• **What is expected**
Report each line of the data that includes the word "Blanc".

[Extracted data entries]
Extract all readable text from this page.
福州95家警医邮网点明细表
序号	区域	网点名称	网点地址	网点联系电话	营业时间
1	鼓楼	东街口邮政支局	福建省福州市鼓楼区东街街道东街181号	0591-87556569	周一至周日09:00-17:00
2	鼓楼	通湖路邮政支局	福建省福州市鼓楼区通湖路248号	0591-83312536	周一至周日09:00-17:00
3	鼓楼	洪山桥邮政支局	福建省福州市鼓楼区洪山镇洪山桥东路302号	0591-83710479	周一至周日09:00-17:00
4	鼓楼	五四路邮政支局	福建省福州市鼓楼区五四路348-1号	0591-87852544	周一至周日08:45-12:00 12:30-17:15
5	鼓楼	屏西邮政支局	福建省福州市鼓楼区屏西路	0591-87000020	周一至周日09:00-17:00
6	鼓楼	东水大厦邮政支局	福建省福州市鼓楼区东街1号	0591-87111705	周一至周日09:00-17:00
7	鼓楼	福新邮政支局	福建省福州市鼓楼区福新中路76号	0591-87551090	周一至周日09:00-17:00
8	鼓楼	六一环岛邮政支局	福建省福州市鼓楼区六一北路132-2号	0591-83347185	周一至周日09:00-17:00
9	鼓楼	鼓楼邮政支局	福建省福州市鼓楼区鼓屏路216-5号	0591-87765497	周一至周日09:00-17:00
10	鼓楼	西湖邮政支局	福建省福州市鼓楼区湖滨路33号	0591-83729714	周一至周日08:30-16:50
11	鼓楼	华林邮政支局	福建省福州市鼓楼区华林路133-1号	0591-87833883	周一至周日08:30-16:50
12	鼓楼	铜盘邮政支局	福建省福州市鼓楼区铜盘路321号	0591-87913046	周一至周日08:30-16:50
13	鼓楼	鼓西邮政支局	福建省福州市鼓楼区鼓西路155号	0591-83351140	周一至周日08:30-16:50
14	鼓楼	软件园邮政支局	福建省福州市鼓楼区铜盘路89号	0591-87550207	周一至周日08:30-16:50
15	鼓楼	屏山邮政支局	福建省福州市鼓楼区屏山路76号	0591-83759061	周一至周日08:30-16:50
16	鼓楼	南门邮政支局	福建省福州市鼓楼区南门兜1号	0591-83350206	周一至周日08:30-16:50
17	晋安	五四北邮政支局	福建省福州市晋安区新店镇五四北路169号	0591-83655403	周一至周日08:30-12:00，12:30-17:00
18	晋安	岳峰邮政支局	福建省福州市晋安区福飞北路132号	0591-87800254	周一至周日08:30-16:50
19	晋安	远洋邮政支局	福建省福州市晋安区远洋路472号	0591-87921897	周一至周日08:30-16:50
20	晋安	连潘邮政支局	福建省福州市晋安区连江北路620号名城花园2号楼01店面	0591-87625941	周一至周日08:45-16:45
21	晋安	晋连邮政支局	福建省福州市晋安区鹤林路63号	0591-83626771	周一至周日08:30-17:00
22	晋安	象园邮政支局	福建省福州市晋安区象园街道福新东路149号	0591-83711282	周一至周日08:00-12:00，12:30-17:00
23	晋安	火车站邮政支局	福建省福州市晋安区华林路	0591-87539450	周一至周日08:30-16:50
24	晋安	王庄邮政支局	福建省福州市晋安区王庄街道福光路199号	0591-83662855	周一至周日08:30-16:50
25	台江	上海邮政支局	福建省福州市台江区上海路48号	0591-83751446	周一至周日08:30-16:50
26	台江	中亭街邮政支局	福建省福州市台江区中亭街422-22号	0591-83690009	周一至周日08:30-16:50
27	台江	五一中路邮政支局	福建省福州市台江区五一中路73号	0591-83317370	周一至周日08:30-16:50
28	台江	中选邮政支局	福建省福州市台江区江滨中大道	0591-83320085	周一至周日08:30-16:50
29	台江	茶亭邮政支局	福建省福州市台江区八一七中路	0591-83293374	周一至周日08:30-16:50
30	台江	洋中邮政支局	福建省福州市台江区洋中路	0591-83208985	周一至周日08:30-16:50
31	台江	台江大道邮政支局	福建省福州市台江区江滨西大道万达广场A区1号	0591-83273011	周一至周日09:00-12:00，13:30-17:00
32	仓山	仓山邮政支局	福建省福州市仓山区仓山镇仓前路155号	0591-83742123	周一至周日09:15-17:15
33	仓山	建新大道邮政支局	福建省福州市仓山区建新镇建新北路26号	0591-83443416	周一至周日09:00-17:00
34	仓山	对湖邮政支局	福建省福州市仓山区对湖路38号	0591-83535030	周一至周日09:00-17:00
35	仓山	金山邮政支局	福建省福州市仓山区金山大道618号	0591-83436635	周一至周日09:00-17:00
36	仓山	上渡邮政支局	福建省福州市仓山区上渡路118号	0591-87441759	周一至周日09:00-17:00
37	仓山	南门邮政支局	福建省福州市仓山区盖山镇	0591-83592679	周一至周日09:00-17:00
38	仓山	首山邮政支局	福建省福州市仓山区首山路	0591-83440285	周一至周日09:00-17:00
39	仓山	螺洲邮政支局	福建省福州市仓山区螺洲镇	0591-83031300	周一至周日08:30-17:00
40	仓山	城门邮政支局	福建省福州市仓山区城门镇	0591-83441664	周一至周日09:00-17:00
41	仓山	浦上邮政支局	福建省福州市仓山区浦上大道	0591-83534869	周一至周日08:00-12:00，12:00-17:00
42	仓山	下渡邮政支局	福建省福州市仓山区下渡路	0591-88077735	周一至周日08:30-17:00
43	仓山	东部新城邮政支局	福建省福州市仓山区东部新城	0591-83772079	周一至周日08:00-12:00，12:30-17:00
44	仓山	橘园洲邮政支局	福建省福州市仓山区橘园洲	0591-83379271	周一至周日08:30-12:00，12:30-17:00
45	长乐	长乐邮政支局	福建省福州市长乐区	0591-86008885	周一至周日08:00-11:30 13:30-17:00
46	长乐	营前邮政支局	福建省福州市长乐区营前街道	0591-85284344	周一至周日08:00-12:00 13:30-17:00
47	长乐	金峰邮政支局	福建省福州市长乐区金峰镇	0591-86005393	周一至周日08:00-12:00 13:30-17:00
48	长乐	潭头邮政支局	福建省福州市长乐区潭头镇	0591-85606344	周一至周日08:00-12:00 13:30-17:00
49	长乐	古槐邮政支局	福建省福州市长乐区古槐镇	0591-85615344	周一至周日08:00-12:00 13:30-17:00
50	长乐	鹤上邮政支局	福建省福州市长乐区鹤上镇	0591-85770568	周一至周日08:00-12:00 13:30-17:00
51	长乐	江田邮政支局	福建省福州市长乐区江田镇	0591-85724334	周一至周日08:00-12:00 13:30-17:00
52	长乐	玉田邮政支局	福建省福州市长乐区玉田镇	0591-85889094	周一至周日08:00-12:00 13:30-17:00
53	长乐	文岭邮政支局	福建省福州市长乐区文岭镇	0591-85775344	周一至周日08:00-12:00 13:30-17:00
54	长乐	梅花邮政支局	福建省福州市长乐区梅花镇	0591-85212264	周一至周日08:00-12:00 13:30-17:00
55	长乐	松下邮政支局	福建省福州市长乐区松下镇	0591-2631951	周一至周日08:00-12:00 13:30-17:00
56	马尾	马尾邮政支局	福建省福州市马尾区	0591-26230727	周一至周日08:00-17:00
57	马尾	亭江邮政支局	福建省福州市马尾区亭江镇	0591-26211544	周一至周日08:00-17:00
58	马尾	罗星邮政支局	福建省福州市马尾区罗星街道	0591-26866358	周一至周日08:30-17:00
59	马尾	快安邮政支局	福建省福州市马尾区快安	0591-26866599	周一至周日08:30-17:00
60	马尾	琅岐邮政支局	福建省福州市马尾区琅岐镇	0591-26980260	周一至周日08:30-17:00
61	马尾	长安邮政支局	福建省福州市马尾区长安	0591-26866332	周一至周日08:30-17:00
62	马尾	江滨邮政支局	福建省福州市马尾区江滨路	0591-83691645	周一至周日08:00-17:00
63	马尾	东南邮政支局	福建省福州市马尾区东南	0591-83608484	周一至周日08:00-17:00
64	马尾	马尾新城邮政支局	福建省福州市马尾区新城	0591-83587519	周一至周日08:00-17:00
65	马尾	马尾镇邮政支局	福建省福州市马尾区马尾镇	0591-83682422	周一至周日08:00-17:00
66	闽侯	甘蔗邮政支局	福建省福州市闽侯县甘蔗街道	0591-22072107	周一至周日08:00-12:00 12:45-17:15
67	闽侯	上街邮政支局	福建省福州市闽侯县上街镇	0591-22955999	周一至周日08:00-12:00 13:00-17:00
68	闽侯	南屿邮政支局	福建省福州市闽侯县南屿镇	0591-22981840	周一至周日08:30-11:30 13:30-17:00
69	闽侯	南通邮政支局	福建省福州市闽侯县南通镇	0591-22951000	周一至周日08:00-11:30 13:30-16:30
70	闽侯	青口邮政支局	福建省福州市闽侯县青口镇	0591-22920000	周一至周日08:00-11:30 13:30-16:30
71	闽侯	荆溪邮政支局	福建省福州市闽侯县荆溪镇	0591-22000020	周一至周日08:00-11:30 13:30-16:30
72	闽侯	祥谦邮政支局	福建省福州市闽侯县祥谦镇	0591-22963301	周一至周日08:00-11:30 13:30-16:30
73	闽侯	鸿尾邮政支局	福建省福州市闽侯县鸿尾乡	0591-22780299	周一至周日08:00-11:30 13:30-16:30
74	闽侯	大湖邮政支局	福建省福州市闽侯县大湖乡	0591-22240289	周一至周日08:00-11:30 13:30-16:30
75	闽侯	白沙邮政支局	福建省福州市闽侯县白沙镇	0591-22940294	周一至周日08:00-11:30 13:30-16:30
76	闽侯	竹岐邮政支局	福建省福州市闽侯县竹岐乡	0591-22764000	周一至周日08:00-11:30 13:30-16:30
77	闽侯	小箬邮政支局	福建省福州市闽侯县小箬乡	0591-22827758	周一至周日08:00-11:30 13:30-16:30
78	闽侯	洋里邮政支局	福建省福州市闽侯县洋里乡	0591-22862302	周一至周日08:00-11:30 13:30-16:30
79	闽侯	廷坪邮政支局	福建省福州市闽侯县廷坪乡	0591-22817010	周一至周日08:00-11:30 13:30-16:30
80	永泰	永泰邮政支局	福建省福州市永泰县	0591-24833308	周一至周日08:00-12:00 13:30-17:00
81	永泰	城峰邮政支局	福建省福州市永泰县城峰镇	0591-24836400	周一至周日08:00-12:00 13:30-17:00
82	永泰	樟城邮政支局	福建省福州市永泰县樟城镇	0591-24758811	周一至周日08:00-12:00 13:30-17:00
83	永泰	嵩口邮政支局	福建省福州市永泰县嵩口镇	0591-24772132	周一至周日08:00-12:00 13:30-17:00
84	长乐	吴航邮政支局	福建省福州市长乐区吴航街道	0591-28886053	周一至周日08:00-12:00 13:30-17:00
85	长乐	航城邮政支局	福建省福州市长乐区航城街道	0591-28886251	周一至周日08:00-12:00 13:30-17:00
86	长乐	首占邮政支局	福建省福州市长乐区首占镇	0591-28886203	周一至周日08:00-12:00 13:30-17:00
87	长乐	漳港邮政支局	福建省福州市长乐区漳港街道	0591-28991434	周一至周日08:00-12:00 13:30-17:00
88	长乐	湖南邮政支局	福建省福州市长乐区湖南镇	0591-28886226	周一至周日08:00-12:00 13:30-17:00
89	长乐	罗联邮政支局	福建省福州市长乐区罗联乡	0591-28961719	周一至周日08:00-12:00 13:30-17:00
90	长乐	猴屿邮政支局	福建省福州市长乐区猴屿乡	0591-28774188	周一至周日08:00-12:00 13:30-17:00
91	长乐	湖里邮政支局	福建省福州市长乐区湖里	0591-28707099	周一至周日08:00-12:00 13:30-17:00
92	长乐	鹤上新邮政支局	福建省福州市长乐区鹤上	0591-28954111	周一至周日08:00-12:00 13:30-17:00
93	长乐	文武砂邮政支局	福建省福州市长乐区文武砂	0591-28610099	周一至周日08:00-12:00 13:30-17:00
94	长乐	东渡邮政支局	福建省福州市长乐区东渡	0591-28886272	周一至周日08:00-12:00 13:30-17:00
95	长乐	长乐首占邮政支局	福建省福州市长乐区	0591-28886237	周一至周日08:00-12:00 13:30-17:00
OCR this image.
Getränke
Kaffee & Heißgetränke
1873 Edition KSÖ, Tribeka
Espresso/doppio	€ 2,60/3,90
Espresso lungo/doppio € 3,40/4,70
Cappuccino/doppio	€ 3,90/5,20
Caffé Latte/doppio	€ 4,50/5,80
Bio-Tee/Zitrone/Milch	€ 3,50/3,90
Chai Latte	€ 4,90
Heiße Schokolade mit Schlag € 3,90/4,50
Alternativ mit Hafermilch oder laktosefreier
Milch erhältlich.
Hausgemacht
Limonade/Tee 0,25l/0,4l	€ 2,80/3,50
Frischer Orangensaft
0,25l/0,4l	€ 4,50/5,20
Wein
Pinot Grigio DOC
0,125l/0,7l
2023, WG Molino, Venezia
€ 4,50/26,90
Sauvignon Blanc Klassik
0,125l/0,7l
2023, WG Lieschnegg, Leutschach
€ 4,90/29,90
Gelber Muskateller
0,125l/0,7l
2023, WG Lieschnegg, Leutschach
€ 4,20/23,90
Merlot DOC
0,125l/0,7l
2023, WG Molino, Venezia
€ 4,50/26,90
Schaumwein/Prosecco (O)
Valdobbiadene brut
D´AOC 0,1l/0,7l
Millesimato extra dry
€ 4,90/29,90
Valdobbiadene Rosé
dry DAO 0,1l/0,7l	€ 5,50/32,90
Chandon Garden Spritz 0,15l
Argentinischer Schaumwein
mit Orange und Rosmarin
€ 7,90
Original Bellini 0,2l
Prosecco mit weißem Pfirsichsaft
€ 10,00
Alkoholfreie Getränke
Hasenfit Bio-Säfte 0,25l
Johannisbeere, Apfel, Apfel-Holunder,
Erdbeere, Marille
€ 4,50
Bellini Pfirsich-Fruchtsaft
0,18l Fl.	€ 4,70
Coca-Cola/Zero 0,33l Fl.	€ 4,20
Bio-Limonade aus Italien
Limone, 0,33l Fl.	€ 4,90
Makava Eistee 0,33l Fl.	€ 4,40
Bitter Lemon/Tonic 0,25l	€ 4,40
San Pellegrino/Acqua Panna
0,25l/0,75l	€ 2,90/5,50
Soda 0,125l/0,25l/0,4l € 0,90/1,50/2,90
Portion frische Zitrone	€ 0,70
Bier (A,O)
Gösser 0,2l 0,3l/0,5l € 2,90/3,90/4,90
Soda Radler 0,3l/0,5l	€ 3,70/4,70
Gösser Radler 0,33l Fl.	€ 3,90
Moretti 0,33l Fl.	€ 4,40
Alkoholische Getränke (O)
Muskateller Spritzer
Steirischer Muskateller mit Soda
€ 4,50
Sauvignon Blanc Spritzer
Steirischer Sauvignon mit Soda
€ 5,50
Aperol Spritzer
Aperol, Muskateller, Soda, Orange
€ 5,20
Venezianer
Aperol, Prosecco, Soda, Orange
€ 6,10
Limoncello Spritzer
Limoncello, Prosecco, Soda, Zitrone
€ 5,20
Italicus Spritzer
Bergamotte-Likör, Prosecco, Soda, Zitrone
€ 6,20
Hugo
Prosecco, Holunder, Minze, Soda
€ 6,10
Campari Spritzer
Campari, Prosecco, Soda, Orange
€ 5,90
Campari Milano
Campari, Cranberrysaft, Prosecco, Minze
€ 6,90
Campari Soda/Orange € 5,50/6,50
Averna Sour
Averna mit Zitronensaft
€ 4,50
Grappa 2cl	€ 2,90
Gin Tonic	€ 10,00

• **Reply**
Sauvignon Blanc Klassik
Sauvignon Blanc Spritzer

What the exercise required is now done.